# DATA ROWS start
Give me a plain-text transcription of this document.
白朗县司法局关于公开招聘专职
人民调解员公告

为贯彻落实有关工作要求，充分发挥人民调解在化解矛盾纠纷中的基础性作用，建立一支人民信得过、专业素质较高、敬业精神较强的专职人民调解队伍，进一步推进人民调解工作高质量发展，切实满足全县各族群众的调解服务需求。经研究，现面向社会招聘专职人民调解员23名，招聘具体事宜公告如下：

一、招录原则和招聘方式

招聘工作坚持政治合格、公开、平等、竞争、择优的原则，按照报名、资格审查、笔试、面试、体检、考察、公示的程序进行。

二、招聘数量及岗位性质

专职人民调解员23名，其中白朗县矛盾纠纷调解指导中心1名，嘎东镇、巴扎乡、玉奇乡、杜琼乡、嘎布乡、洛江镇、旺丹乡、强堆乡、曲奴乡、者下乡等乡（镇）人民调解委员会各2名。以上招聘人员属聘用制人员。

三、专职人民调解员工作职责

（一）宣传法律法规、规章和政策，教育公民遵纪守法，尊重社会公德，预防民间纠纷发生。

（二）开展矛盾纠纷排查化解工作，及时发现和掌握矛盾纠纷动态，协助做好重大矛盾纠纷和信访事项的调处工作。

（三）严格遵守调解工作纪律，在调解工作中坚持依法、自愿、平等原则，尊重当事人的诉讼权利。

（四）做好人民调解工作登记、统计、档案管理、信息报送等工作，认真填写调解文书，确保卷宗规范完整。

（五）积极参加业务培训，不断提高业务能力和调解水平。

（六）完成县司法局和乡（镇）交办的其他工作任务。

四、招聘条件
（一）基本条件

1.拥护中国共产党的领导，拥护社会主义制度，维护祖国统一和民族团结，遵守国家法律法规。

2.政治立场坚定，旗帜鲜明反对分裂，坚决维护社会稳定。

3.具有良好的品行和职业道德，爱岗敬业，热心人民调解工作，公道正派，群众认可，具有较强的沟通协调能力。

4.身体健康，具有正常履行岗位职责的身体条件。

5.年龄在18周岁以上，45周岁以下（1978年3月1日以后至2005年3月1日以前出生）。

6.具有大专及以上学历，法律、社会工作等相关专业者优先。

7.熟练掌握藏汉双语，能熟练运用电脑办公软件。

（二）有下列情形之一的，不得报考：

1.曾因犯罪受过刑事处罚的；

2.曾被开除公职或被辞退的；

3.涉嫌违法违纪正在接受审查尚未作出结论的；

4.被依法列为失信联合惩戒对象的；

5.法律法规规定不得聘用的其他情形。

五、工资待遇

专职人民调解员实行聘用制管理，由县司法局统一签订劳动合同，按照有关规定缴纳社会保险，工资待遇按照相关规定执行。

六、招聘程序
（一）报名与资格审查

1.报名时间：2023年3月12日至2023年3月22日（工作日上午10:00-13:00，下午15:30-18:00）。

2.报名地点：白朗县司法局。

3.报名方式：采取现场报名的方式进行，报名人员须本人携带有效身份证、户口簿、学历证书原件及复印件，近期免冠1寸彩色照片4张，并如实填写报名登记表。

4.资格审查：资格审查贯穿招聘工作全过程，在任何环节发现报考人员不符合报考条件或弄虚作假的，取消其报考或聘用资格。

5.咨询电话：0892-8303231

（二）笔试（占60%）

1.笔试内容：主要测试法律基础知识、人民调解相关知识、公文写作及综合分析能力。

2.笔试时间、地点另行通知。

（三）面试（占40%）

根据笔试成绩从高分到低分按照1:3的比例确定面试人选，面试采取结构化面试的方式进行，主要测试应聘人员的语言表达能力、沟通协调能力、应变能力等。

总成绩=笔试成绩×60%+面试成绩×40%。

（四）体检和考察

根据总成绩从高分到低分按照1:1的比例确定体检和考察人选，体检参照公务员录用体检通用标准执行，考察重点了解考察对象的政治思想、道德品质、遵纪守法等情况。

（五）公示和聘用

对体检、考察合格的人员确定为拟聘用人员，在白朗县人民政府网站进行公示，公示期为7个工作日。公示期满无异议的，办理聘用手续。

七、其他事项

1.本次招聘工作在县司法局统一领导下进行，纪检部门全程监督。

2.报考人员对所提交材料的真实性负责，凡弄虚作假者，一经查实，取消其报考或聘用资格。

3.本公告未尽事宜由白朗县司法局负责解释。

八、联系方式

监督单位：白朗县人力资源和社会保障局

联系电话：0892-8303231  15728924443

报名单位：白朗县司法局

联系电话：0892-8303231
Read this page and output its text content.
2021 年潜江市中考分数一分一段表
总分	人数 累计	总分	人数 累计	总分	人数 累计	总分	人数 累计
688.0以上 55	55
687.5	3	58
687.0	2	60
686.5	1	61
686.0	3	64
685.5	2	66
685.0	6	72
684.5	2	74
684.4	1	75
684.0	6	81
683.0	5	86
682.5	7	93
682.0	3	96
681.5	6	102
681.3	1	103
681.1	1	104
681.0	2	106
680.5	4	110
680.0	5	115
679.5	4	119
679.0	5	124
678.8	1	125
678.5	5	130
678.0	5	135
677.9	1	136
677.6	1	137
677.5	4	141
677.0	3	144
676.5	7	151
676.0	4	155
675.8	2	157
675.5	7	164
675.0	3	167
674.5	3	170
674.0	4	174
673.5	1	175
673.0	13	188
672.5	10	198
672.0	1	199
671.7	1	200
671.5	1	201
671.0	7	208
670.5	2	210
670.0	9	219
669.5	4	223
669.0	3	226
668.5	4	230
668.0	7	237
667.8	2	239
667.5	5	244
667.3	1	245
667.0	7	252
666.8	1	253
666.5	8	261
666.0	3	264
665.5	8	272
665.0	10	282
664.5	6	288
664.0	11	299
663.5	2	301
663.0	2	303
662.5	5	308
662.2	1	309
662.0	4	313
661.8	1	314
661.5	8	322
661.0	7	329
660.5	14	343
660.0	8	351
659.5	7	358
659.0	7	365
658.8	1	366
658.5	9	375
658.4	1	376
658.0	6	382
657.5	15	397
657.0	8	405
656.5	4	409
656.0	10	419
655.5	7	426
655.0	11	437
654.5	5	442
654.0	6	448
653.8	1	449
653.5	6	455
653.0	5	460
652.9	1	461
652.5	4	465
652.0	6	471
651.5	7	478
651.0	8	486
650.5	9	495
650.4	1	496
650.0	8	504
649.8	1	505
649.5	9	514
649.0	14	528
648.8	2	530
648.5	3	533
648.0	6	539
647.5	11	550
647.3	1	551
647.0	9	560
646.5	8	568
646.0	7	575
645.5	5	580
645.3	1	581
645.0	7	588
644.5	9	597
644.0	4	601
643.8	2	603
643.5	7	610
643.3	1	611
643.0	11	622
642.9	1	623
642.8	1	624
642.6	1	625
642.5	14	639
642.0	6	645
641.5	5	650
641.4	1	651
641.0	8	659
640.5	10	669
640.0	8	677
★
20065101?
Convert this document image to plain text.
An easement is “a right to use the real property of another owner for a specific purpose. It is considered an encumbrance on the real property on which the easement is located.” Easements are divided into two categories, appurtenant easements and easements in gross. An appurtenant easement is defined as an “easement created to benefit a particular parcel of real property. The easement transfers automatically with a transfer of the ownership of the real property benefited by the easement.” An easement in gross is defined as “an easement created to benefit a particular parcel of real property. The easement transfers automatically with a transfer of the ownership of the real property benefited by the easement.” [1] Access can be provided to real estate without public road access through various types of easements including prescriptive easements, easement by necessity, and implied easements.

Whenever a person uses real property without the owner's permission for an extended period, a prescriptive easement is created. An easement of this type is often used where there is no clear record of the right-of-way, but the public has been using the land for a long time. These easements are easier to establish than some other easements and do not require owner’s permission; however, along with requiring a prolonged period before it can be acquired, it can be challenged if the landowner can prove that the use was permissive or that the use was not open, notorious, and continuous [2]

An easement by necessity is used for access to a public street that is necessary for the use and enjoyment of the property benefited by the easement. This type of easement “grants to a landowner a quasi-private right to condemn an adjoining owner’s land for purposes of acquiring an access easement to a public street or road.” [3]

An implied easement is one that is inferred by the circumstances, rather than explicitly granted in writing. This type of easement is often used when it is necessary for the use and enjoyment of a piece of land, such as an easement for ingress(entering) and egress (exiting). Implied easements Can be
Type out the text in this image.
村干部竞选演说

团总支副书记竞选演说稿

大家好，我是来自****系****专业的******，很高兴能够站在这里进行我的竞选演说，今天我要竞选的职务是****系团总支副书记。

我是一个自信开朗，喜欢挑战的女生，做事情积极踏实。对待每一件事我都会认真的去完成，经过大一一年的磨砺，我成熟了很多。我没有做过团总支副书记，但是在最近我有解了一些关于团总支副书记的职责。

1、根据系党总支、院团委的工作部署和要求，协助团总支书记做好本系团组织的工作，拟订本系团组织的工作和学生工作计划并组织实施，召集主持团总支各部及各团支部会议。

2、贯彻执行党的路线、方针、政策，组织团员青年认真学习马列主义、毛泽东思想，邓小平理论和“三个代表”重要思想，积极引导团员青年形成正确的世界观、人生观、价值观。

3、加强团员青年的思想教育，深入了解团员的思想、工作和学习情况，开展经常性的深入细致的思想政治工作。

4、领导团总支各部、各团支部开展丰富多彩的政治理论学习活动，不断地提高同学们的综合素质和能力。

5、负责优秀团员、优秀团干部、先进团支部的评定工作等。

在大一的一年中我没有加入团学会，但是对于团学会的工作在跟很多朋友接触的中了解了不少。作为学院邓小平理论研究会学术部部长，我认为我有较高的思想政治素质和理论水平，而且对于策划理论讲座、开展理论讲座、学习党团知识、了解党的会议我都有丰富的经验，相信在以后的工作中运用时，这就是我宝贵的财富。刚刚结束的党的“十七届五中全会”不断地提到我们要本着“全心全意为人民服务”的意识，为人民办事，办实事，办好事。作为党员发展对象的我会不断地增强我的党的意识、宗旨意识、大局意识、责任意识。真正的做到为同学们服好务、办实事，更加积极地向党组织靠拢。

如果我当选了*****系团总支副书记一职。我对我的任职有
# DATA ROWS end
STATED TASK → Transcribe only the trailing portion of the entries above: the line that contains "Type out the text in this image." and each line after it.

EXERCISE SOLUTION →
Type out the text in this image.
村干部竞选演说

团总支副书记竞选演说稿

大家好，我是来自****系****专业的******，很高兴能够站在这里进行我的竞选演说，今天我要竞选的职务是****系团总支副书记。

我是一个自信开朗，喜欢挑战的女生，做事情积极踏实。对待每一件事我都会认真的去完成，经过大一一年的磨砺，我成熟了很多。我没有做过团总支副书记，但是在最近我有解了一些关于团总支副书记的职责。

1、根据系党总支、院团委的工作部署和要求，协助团总支书记做好本系团组织的工作，拟订本系团组织的工作和学生工作计划并组织实施，召集主持团总支各部及各团支部会议。

2、贯彻执行党的路线、方针、政策，组织团员青年认真学习马列主义、毛泽东思想，邓小平理论和“三个代表”重要思想，积极引导团员青年形成正确的世界观、人生观、价值观。

3、加强团员青年的思想教育，深入了解团员的思想、工作和学习情况，开展经常性的深入细致的思想政治工作。

4、领导团总支各部、各团支部开展丰富多彩的政治理论学习活动，不断地提高同学们的综合素质和能力。

5、负责优秀团员、优秀团干部、先进团支部的评定工作等。

在大一的一年中我没有加入团学会，但是对于团学会的工作在跟很多朋友接触的中了解了不少。作为学院邓小平理论研究会学术部部长，我认为我有较高的思想政治素质和理论水平，而且对于策划理论讲座、开展理论讲座、学习党团知识、了解党的会议我都有丰富的经验，相信在以后的工作中运用时，这就是我宝贵的财富。刚刚结束的党的“十七届五中全会”不断地提到我们要本着“全心全意为人民服务”的意识，为人民办事，办实事，办好事。作为党员发展对象的我会不断地增强我的党的意识、宗旨意识、大局意识、责任意识。真正的做到为同学们服好务、办实事，更加积极地向党组织靠拢。

如果我当选了*****系团总支副书记一职。我对我的任职有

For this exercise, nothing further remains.